Start Given records

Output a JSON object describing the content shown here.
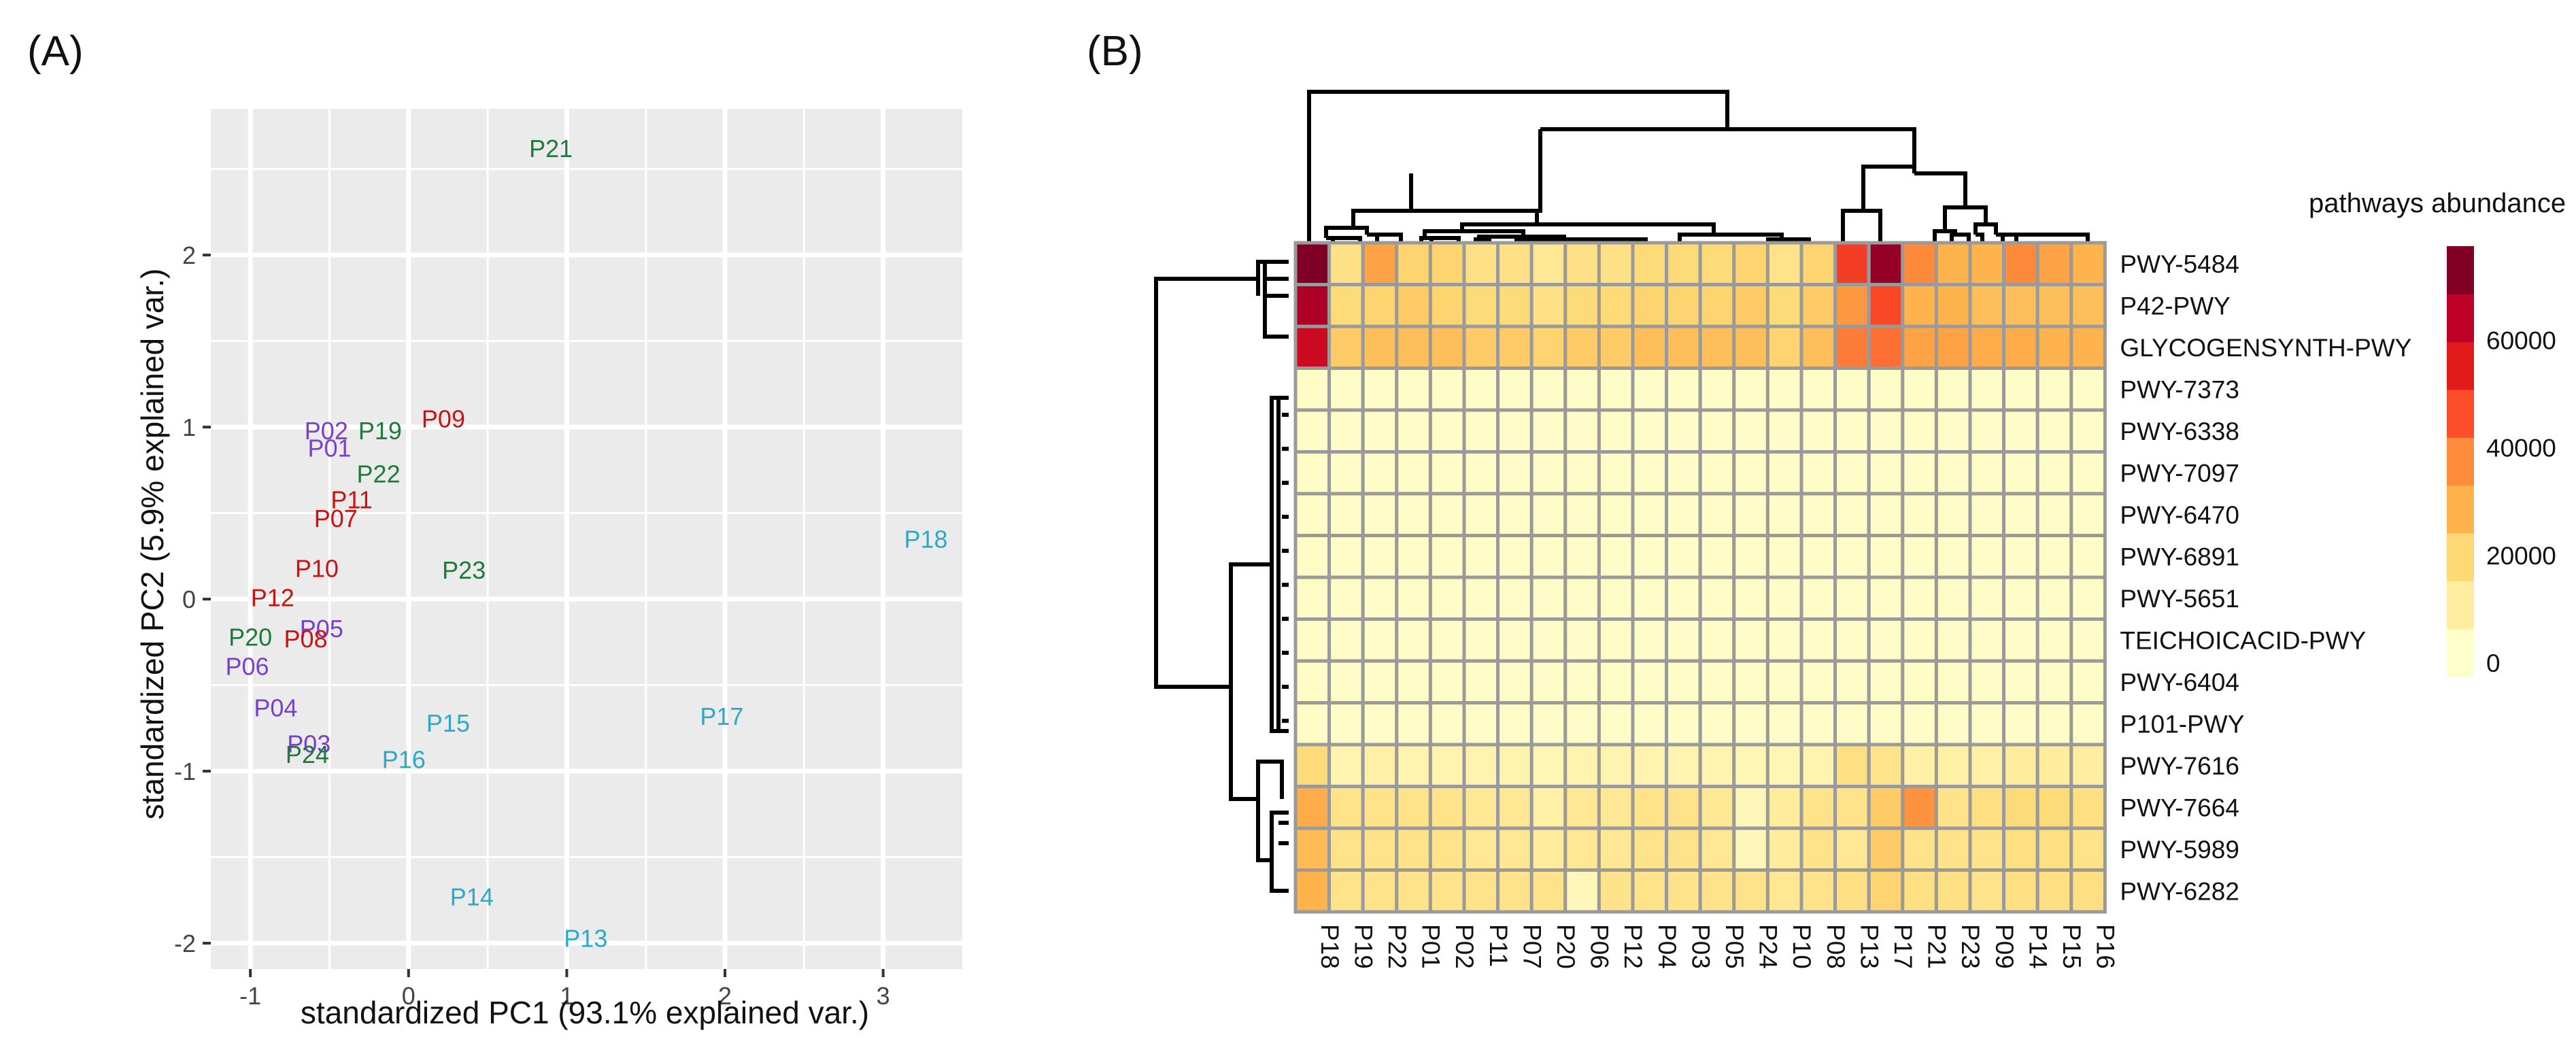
{
  "chart_data": [
    {
      "type": "scatter",
      "panel_label": "(A)",
      "xlabel": "standardized PC1 (93.1% explained var.)",
      "ylabel": "standardized PC2 (5.9% explained var.)",
      "xlim": [
        -1.25,
        3.5
      ],
      "ylim": [
        -2.15,
        2.85
      ],
      "x_ticks": [
        -1,
        0,
        1,
        2,
        3
      ],
      "y_ticks": [
        -2,
        -1,
        0,
        1,
        2
      ],
      "grid": true,
      "group_colors": {
        "red": "#cc1111",
        "green": "#1e7a3a",
        "purple": "#7a3fcf",
        "cyan": "#2aa9c9"
      },
      "points": [
        {
          "label": "P21",
          "x": 0.9,
          "y": 2.62,
          "group": "green"
        },
        {
          "label": "P09",
          "x": 0.22,
          "y": 1.05,
          "group": "red"
        },
        {
          "label": "P02",
          "x": -0.52,
          "y": 0.98,
          "group": "purple"
        },
        {
          "label": "P19",
          "x": -0.18,
          "y": 0.98,
          "group": "green"
        },
        {
          "label": "P01",
          "x": -0.5,
          "y": 0.88,
          "group": "purple"
        },
        {
          "label": "P22",
          "x": -0.19,
          "y": 0.73,
          "group": "green"
        },
        {
          "label": "P11",
          "x": -0.36,
          "y": 0.58,
          "group": "red"
        },
        {
          "label": "P07",
          "x": -0.46,
          "y": 0.47,
          "group": "red"
        },
        {
          "label": "P23",
          "x": 0.35,
          "y": 0.17,
          "group": "green"
        },
        {
          "label": "P10",
          "x": -0.58,
          "y": 0.18,
          "group": "red"
        },
        {
          "label": "P12",
          "x": -0.86,
          "y": 0.01,
          "group": "red"
        },
        {
          "label": "P18",
          "x": 3.27,
          "y": 0.35,
          "group": "cyan"
        },
        {
          "label": "P05",
          "x": -0.55,
          "y": -0.17,
          "group": "purple"
        },
        {
          "label": "P20",
          "x": -1.0,
          "y": -0.22,
          "group": "green"
        },
        {
          "label": "P08",
          "x": -0.65,
          "y": -0.23,
          "group": "red"
        },
        {
          "label": "P06",
          "x": -1.02,
          "y": -0.39,
          "group": "purple"
        },
        {
          "label": "P04",
          "x": -0.84,
          "y": -0.63,
          "group": "purple"
        },
        {
          "label": "P15",
          "x": 0.25,
          "y": -0.72,
          "group": "cyan"
        },
        {
          "label": "P17",
          "x": 1.98,
          "y": -0.68,
          "group": "cyan"
        },
        {
          "label": "P03",
          "x": -0.63,
          "y": -0.84,
          "group": "purple"
        },
        {
          "label": "P24",
          "x": -0.64,
          "y": -0.9,
          "group": "green"
        },
        {
          "label": "P16",
          "x": -0.03,
          "y": -0.93,
          "group": "cyan"
        },
        {
          "label": "P14",
          "x": 0.4,
          "y": -1.73,
          "group": "cyan"
        },
        {
          "label": "P13",
          "x": 1.12,
          "y": -1.97,
          "group": "cyan"
        }
      ]
    },
    {
      "type": "heatmap",
      "panel_label": "(B)",
      "legend_title": "pathways abundance",
      "legend_ticks": [
        0,
        20000,
        40000,
        60000
      ],
      "legend_max": 75000,
      "colormap": [
        "#ffffcc",
        "#ffeda0",
        "#fed976",
        "#feb24c",
        "#fd8d3c",
        "#fc4e2a",
        "#e31a1c",
        "#bd0026",
        "#800026"
      ],
      "columns": [
        "P18",
        "P19",
        "P22",
        "P01",
        "P02",
        "P11",
        "P07",
        "P20",
        "P06",
        "P12",
        "P04",
        "P03",
        "P05",
        "P24",
        "P10",
        "P08",
        "P13",
        "P17",
        "P21",
        "P23",
        "P09",
        "P14",
        "P15",
        "P16"
      ],
      "rows": [
        "PWY-5484",
        "P42-PWY",
        "GLYCOGENSYNTH-PWY",
        "PWY-7373",
        "PWY-6338",
        "PWY-7097",
        "PWY-6470",
        "PWY-6891",
        "PWY-5651",
        "TEICHOICACID-PWY",
        "PWY-6404",
        "P101-PWY",
        "PWY-7616",
        "PWY-7664",
        "PWY-5989",
        "PWY-6282"
      ],
      "values": [
        [
          75000,
          15000,
          32000,
          20000,
          20000,
          15000,
          15000,
          12000,
          15000,
          15000,
          18000,
          18000,
          18000,
          20000,
          14000,
          20000,
          50000,
          72000,
          38000,
          28000,
          28000,
          38000,
          32000,
          28000
        ],
        [
          68000,
          18000,
          20000,
          22000,
          20000,
          18000,
          18000,
          15000,
          18000,
          18000,
          20000,
          20000,
          20000,
          22000,
          18000,
          22000,
          35000,
          48000,
          28000,
          28000,
          25000,
          25000,
          25000,
          25000
        ],
        [
          62000,
          22000,
          25000,
          25000,
          25000,
          22000,
          22000,
          20000,
          22000,
          22000,
          25000,
          25000,
          25000,
          25000,
          20000,
          25000,
          40000,
          42000,
          32000,
          32000,
          30000,
          30000,
          28000,
          28000
        ],
        [
          1500,
          1000,
          1000,
          1000,
          1000,
          1000,
          1000,
          1000,
          1000,
          1000,
          1000,
          1000,
          1000,
          1000,
          1000,
          1000,
          1000,
          1000,
          1000,
          1000,
          1000,
          1000,
          1000,
          1000
        ],
        [
          1500,
          1000,
          1000,
          1000,
          1000,
          1000,
          1000,
          1000,
          1000,
          1000,
          1000,
          1000,
          1000,
          1000,
          1000,
          1000,
          1000,
          1000,
          1000,
          1000,
          1000,
          1000,
          1000,
          1000
        ],
        [
          1500,
          1000,
          1000,
          1000,
          1000,
          1000,
          1000,
          1000,
          1000,
          1000,
          1000,
          1000,
          1000,
          1000,
          1000,
          1000,
          1000,
          1000,
          1000,
          1000,
          1000,
          1000,
          1000,
          1000
        ],
        [
          1500,
          1000,
          1000,
          1000,
          1000,
          1000,
          1000,
          1000,
          1000,
          1000,
          1000,
          1000,
          1000,
          1000,
          1000,
          1000,
          1000,
          1000,
          1000,
          1000,
          1000,
          1000,
          1000,
          1000
        ],
        [
          1500,
          1000,
          1000,
          1000,
          1000,
          1000,
          1000,
          1000,
          1000,
          1000,
          1000,
          1000,
          1000,
          1000,
          1000,
          1000,
          1000,
          1000,
          1000,
          1000,
          1000,
          1000,
          1000,
          1000
        ],
        [
          1500,
          1000,
          1000,
          1000,
          1000,
          1000,
          1000,
          1000,
          1000,
          1000,
          1000,
          1000,
          1000,
          1000,
          1000,
          1000,
          1000,
          1000,
          1000,
          1000,
          1000,
          1000,
          1000,
          1000
        ],
        [
          1500,
          1000,
          1000,
          1000,
          1000,
          1000,
          1000,
          1000,
          1000,
          1000,
          1000,
          1000,
          1000,
          1000,
          1000,
          1000,
          1000,
          1000,
          1000,
          1000,
          1000,
          1000,
          1000,
          1000
        ],
        [
          1500,
          1000,
          1000,
          1000,
          1000,
          1000,
          1000,
          1000,
          1000,
          1000,
          1000,
          1000,
          1000,
          1000,
          1000,
          1000,
          1000,
          1000,
          1000,
          1000,
          1000,
          1000,
          1000,
          1000
        ],
        [
          1500,
          1000,
          1000,
          1000,
          1000,
          1000,
          1000,
          1000,
          1000,
          1000,
          1000,
          1000,
          1000,
          1000,
          1000,
          1000,
          1000,
          1000,
          1000,
          1000,
          1000,
          1000,
          1000,
          1000
        ],
        [
          18000,
          6000,
          8000,
          6000,
          6000,
          6000,
          6000,
          5000,
          6000,
          6000,
          6000,
          6000,
          6000,
          5000,
          5000,
          6000,
          16000,
          14000,
          8000,
          8000,
          8000,
          10000,
          10000,
          9000
        ],
        [
          30000,
          14000,
          14000,
          14000,
          14000,
          12000,
          12000,
          8000,
          12000,
          12000,
          14000,
          14000,
          12000,
          4000,
          10000,
          14000,
          14000,
          22000,
          36000,
          14000,
          16000,
          18000,
          18000,
          16000
        ],
        [
          26000,
          14000,
          14000,
          14000,
          14000,
          12000,
          12000,
          10000,
          12000,
          12000,
          14000,
          14000,
          12000,
          4000,
          10000,
          14000,
          12000,
          22000,
          14000,
          14000,
          14000,
          16000,
          16000,
          14000
        ],
        [
          28000,
          14000,
          14000,
          14000,
          14000,
          14000,
          14000,
          14000,
          4000,
          14000,
          14000,
          14000,
          14000,
          14000,
          12000,
          14000,
          16000,
          20000,
          16000,
          16000,
          14000,
          16000,
          16000,
          16000
        ]
      ]
    }
  ]
}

End Given records

(Problem): Copy every line in the listing above where the string "explained" turns up.

(Right answer):
      "xlabel": "standardized PC1 (93.1% explained var.)",
      "ylabel": "standardized PC2 (5.9% explained var.)",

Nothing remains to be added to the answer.